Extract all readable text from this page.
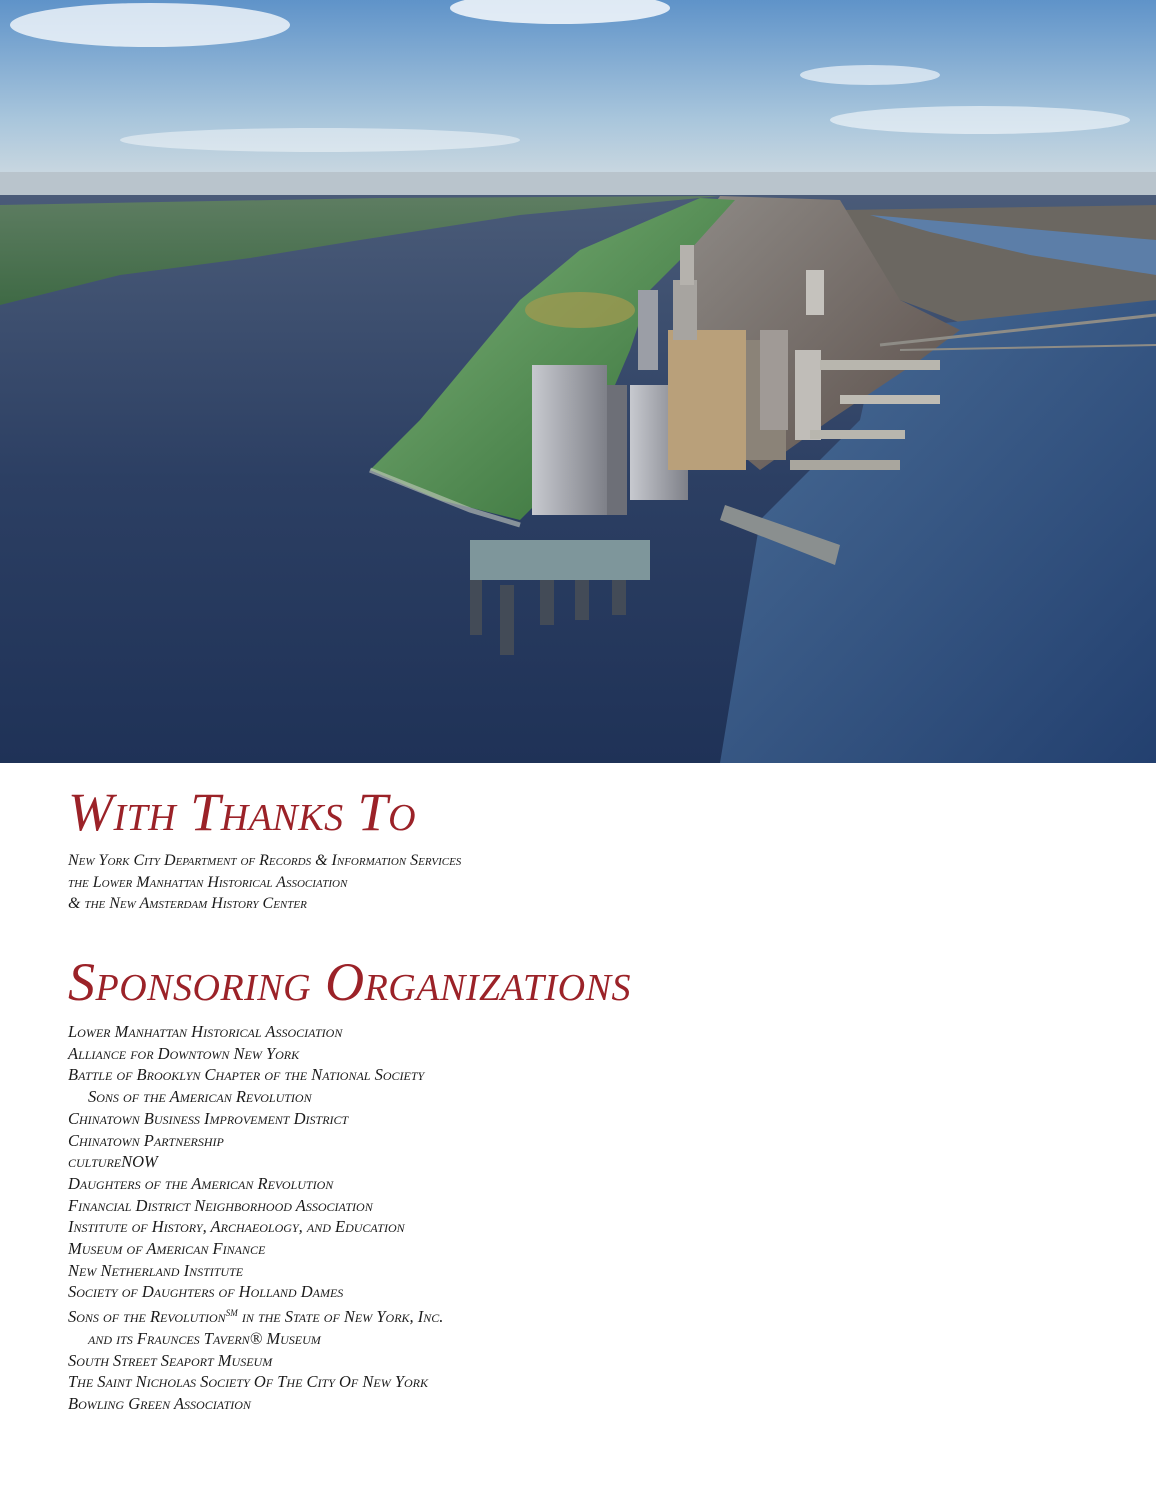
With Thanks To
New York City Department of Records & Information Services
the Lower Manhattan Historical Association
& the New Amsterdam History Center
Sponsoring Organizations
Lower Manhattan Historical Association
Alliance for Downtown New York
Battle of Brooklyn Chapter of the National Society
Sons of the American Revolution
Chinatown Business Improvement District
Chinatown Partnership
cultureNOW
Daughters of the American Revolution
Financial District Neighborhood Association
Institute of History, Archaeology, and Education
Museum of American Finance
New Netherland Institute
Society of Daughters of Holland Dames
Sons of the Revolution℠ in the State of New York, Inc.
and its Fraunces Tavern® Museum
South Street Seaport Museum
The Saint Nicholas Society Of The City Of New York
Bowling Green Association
§
[The task] The material above holds pictures; copy everything else in it exactly.

[Output]
Extract all readable text from this page.
With Thanks To
New York City Department of Records & Information Services
the Lower Manhattan Historical Association
& the New Amsterdam History Center
Sponsoring Organizations
Lower Manhattan Historical Association
Alliance for Downtown New York
Battle of Brooklyn Chapter of the National Society
Sons of the American Revolution
Chinatown Business Improvement District
Chinatown Partnership
cultureNOW
Daughters of the American Revolution
Financial District Neighborhood Association
Institute of History, Archaeology, and Education
Museum of American Finance
New Netherland Institute
Society of Daughters of Holland Dames
Sons of the Revolution℠ in the State of New York, Inc.
and its Fraunces Tavern® Museum
South Street Seaport Museum
The Saint Nicholas Society Of The City Of New York
Bowling Green Association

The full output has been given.